+++ DATA SUPPLIED +++

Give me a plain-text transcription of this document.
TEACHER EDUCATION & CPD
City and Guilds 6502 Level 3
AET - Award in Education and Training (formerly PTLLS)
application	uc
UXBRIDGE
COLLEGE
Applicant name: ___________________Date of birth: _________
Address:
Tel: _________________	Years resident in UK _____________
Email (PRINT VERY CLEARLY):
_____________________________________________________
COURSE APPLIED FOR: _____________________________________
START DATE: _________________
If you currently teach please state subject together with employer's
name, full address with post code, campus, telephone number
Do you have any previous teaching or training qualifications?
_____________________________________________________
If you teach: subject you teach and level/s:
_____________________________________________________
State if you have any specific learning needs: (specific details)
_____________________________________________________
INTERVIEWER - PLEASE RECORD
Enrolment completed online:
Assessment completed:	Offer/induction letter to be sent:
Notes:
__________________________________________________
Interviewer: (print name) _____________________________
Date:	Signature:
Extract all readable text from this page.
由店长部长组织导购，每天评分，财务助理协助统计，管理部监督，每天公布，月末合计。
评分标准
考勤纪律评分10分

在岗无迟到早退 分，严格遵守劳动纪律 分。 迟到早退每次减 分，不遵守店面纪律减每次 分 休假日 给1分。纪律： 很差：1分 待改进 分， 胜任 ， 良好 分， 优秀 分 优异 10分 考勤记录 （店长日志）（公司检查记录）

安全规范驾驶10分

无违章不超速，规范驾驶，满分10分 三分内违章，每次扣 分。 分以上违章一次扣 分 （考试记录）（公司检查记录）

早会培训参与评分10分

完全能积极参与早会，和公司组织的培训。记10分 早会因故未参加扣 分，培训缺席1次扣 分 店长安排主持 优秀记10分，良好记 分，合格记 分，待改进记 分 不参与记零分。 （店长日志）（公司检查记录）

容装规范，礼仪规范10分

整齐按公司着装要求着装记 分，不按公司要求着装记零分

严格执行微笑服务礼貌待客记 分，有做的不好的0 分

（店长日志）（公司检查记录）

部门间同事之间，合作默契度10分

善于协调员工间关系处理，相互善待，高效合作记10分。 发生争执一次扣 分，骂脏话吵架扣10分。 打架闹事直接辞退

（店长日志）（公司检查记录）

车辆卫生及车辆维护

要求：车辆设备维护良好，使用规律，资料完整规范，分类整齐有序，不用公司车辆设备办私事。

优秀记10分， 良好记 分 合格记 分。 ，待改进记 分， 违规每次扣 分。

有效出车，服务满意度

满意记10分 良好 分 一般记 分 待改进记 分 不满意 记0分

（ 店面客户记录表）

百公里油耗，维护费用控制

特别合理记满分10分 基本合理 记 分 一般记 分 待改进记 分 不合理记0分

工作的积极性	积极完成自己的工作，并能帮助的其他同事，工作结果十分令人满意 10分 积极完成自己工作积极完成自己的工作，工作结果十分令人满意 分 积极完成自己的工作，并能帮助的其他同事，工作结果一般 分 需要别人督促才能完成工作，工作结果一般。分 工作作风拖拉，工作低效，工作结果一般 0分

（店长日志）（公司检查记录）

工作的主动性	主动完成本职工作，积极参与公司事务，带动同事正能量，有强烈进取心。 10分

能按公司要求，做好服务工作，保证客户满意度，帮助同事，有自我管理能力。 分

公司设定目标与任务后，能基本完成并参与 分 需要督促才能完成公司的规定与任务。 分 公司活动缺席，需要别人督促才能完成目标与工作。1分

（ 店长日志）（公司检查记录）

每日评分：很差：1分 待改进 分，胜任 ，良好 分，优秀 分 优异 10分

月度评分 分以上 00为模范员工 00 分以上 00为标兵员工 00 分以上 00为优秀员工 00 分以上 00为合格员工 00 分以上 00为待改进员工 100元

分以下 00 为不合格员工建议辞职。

+++

> _WRITTEN PROBLEM_:
From the records above, extract every entry verbatim.

> _OUTPUT_:
Give me a plain-text transcription of this document.
TEACHER EDUCATION & CPD
City and Guilds 6502 Level 3
AET - Award in Education and Training (formerly PTLLS)
application	uc
UXBRIDGE
COLLEGE
Applicant name: ___________________Date of birth: _________
Address:
Tel: _________________	Years resident in UK _____________
Email (PRINT VERY CLEARLY):
_____________________________________________________
COURSE APPLIED FOR: _____________________________________
START DATE: _________________
If you currently teach please state subject together with employer's
name, full address with post code, campus, telephone number
Do you have any previous teaching or training qualifications?
_____________________________________________________
If you teach: subject you teach and level/s:
_____________________________________________________
State if you have any specific learning needs: (specific details)
_____________________________________________________
INTERVIEWER - PLEASE RECORD
Enrolment completed online:
Assessment completed:	Offer/induction letter to be sent:
Notes:
__________________________________________________
Interviewer: (print name) _____________________________
Date:	Signature:
Extract all readable text from this page.
由店长部长组织导购，每天评分，财务助理协助统计，管理部监督，每天公布，月末合计。
评分标准
考勤纪律评分10分

在岗无迟到早退 分，严格遵守劳动纪律 分。 迟到早退每次减 分，不遵守店面纪律减每次 分 休假日 给1分。纪律： 很差：1分 待改进 分， 胜任 ， 良好 分， 优秀 分 优异 10分 考勤记录 （店长日志）（公司检查记录）

安全规范驾驶10分

无违章不超速，规范驾驶，满分10分 三分内违章，每次扣 分。 分以上违章一次扣 分 （考试记录）（公司检查记录）

早会培训参与评分10分

完全能积极参与早会，和公司组织的培训。记10分 早会因故未参加扣 分，培训缺席1次扣 分 店长安排主持 优秀记10分，良好记 分，合格记 分，待改进记 分 不参与记零分。 （店长日志）（公司检查记录）

容装规范，礼仪规范10分

整齐按公司着装要求着装记 分，不按公司要求着装记零分

严格执行微笑服务礼貌待客记 分，有做的不好的0 分

（店长日志）（公司检查记录）

部门间同事之间，合作默契度10分

善于协调员工间关系处理，相互善待，高效合作记10分。 发生争执一次扣 分，骂脏话吵架扣10分。 打架闹事直接辞退

（店长日志）（公司检查记录）

车辆卫生及车辆维护

要求：车辆设备维护良好，使用规律，资料完整规范，分类整齐有序，不用公司车辆设备办私事。

优秀记10分， 良好记 分 合格记 分。 ，待改进记 分， 违规每次扣 分。

有效出车，服务满意度

满意记10分 良好 分 一般记 分 待改进记 分 不满意 记0分

（ 店面客户记录表）

百公里油耗，维护费用控制

特别合理记满分10分 基本合理 记 分 一般记 分 待改进记 分 不合理记0分

工作的积极性	积极完成自己的工作，并能帮助的其他同事，工作结果十分令人满意 10分 积极完成自己工作积极完成自己的工作，工作结果十分令人满意 分 积极完成自己的工作，并能帮助的其他同事，工作结果一般 分 需要别人督促才能完成工作，工作结果一般。分 工作作风拖拉，工作低效，工作结果一般 0分

（店长日志）（公司检查记录）

工作的主动性	主动完成本职工作，积极参与公司事务，带动同事正能量，有强烈进取心。 10分

能按公司要求，做好服务工作，保证客户满意度，帮助同事，有自我管理能力。 分

公司设定目标与任务后，能基本完成并参与 分 需要督促才能完成公司的规定与任务。 分 公司活动缺席，需要别人督促才能完成目标与工作。1分

（ 店长日志）（公司检查记录）

每日评分：很差：1分 待改进 分，胜任 ，良好 分，优秀 分 优异 10分

月度评分 分以上 00为模范员工 00 分以上 00为标兵员工 00 分以上 00为优秀员工 00 分以上 00为合格员工 00 分以上 00为待改进员工 100元

分以下 00 为不合格员工建议辞职。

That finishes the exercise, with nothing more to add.